**THE TASK**
Count how many lines hold the word "Daldaban" and give that number as the whole answer.

**RAW DATA**
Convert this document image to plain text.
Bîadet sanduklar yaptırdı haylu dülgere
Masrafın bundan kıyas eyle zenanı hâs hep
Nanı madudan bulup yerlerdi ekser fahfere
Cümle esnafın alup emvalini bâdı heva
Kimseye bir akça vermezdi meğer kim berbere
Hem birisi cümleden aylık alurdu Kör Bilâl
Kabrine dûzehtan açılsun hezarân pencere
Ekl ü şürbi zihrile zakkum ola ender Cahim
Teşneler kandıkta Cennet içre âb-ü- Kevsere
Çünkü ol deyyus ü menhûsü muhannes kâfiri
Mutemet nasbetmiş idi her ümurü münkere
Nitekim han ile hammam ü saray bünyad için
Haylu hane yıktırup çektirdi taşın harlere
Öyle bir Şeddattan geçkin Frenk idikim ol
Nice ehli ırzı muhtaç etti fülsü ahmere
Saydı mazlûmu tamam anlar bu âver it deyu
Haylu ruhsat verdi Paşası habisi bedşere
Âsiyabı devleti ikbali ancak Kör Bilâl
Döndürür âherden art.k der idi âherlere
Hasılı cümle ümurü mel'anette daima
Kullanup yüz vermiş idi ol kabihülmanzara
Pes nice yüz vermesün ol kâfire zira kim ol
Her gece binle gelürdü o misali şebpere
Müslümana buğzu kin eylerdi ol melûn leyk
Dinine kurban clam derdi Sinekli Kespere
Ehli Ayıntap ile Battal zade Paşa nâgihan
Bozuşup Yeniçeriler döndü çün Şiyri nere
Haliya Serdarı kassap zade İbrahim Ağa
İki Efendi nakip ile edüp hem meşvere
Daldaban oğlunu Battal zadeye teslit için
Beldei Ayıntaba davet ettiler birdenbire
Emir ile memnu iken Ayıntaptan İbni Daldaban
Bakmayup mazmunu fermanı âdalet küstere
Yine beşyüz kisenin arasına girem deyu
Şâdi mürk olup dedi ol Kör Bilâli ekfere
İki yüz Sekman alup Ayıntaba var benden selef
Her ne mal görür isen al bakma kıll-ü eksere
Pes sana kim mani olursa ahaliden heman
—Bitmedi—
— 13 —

**OUTPUT BELOW**
2